» Directions
Pull out every line with the word "data".

** START OF Given entries **

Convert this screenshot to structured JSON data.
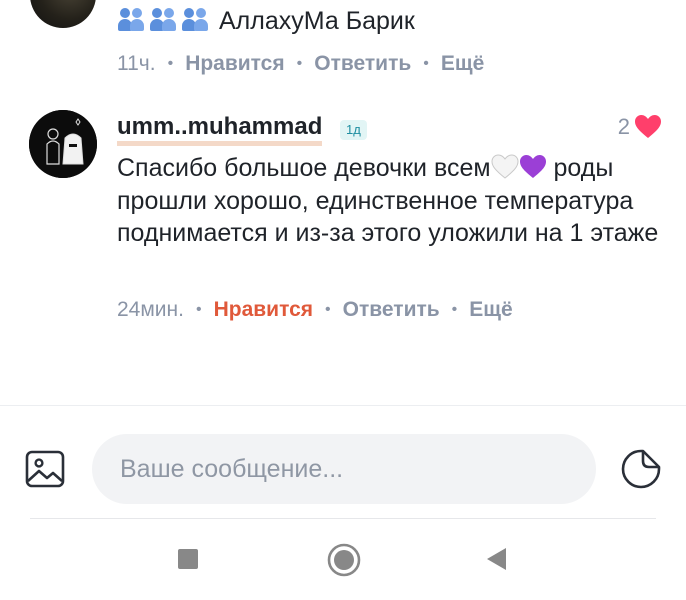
{
  "previous_comment": {
    "text": "АллахуМа Барик",
    "emoji_icons": [
      "people-holding-hands-icon",
      "people-holding-hands-icon",
      "people-holding-hands-icon"
    ],
    "time": "11ч.",
    "like_label": "Нравится",
    "reply_label": "Ответить",
    "more_label": "Ещё"
  },
  "comment": {
    "username": "umm..muhammad",
    "badge": "1д",
    "likes_count": "2",
    "text_before_emoji": "Спасибо большое девочки всем",
    "emoji_icons": [
      "white-heart-icon",
      "purple-heart-icon"
    ],
    "text_after_emoji": " роды прошли хорошо, единственное температура поднимается и из-за этого уложили на 1 этаже",
    "time": "24мин.",
    "like_label": "Нравится",
    "reply_label": "Ответить",
    "more_label": "Ещё",
    "liked": true
  },
  "composer": {
    "placeholder": "Ваше сообщение..."
  },
  "colors": {
    "accent_liked": "#e0593a",
    "heart": "#ff3f6b",
    "meta_text": "#8a94a6",
    "badge_bg": "#e2f5f5",
    "badge_text": "#1f8ea1"
  }
}
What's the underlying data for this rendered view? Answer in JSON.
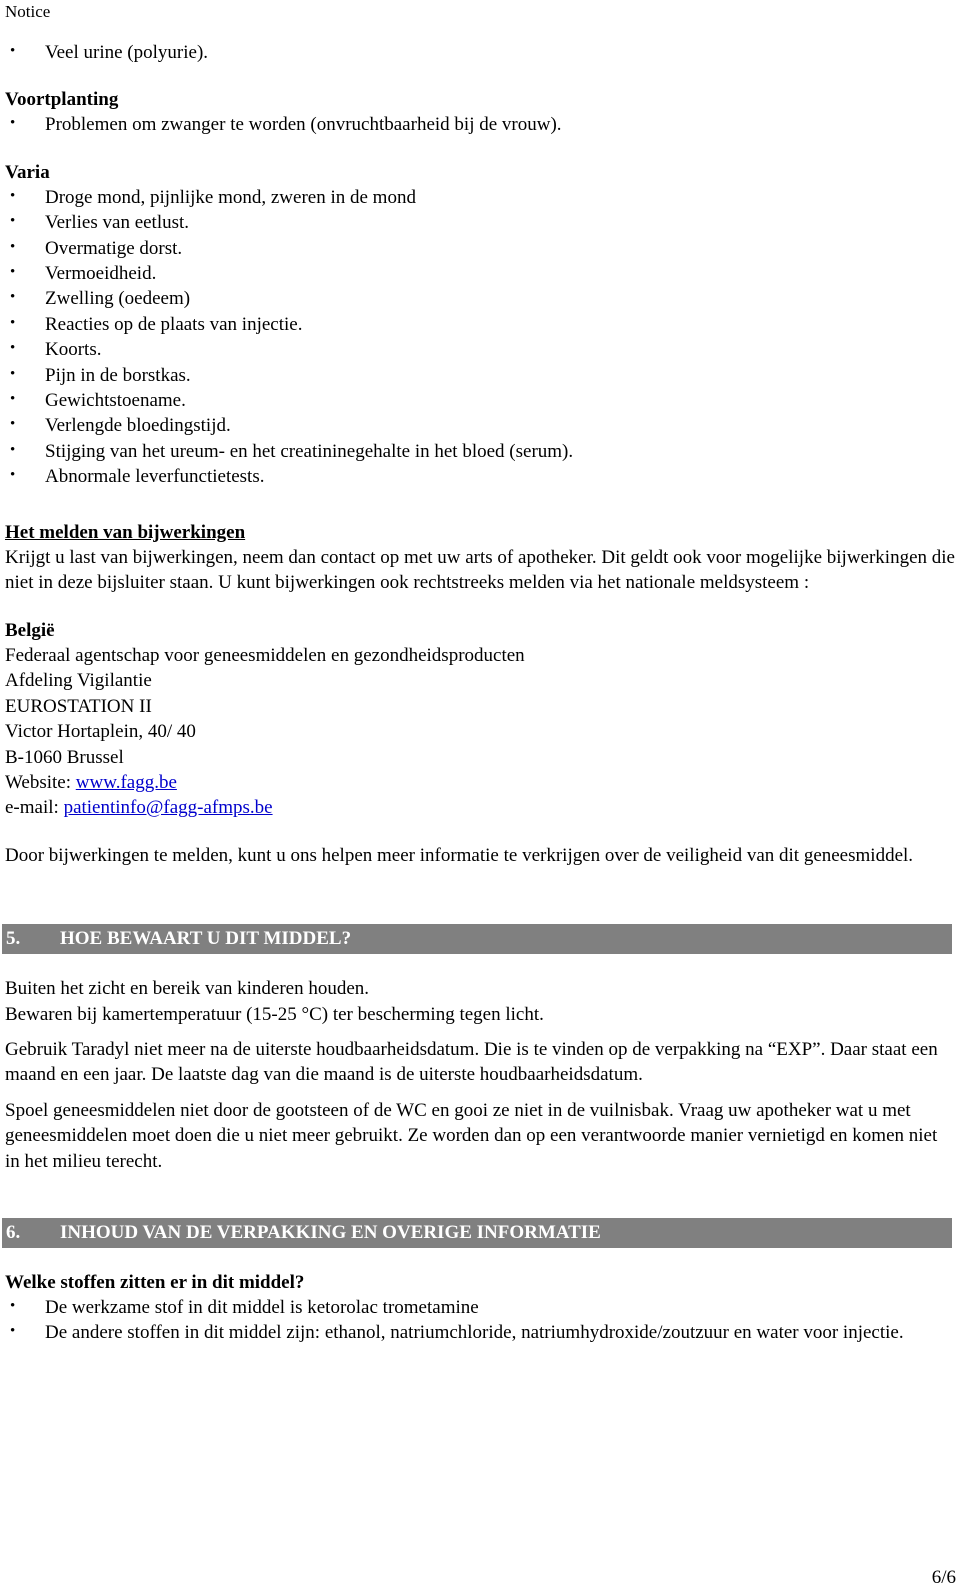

** END OF Given entries **

» Completed exercise
Convert this screenshot to structured JSON data.
What's the underlying data for this rendered view? Answer in JSON.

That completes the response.